Copy all records verbatim.

=-=-=-=-=

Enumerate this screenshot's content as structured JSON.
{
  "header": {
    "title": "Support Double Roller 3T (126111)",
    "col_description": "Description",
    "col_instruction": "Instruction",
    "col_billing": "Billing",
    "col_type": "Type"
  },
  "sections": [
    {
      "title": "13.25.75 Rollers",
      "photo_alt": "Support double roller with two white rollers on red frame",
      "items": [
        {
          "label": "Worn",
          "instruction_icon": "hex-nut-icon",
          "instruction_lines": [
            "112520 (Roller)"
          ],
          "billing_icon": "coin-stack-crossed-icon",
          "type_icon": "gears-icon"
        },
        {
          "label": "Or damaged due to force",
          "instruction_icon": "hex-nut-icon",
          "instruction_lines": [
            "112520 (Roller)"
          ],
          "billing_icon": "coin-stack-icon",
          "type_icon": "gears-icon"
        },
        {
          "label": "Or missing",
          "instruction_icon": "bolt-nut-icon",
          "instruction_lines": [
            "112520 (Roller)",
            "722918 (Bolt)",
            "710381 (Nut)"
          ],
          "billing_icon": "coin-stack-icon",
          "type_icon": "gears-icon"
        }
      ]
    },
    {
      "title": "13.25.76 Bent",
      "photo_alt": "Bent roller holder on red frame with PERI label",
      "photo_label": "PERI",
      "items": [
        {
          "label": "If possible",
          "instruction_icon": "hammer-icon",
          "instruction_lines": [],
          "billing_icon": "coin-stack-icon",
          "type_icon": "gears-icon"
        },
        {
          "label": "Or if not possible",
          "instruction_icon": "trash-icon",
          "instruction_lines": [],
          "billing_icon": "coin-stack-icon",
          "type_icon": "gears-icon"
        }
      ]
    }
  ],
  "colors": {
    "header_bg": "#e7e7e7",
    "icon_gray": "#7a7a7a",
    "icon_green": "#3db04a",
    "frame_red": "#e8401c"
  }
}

=-=-=-=-=

### Exercise answer
Enumerate this screenshot's content as structured JSON.
{
  "header": {
    "title": "Support Double Roller 3T (126111)",
    "col_description": "Description",
    "col_instruction": "Instruction",
    "col_billing": "Billing",
    "col_type": "Type"
  },
  "sections": [
    {
      "title": "13.25.75 Rollers",
      "photo_alt": "Support double roller with two white rollers on red frame",
      "items": [
        {
          "label": "Worn",
          "instruction_icon": "hex-nut-icon",
          "instruction_lines": [
            "112520 (Roller)"
          ],
          "billing_icon": "coin-stack-crossed-icon",
          "type_icon": "gears-icon"
        },
        {
          "label": "Or damaged due to force",
          "instruction_icon": "hex-nut-icon",
          "instruction_lines": [
            "112520 (Roller)"
          ],
          "billing_icon": "coin-stack-icon",
          "type_icon": "gears-icon"
        },
        {
          "label": "Or missing",
          "instruction_icon": "bolt-nut-icon",
          "instruction_lines": [
            "112520 (Roller)",
            "722918 (Bolt)",
            "710381 (Nut)"
          ],
          "billing_icon": "coin-stack-icon",
          "type_icon": "gears-icon"
        }
      ]
    },
    {
      "title": "13.25.76 Bent",
      "photo_alt": "Bent roller holder on red frame with PERI label",
      "photo_label": "PERI",
      "items": [
        {
          "label": "If possible",
          "instruction_icon": "hammer-icon",
          "instruction_lines": [],
          "billing_icon": "coin-stack-icon",
          "type_icon": "gears-icon"
        },
        {
          "label": "Or if not possible",
          "instruction_icon": "trash-icon",
          "instruction_lines": [],
          "billing_icon": "coin-stack-icon",
          "type_icon": "gears-icon"
        }
      ]
    }
  ],
  "colors": {
    "header_bg": "#e7e7e7",
    "icon_gray": "#7a7a7a",
    "icon_green": "#3db04a",
    "frame_red": "#e8401c"
  }
}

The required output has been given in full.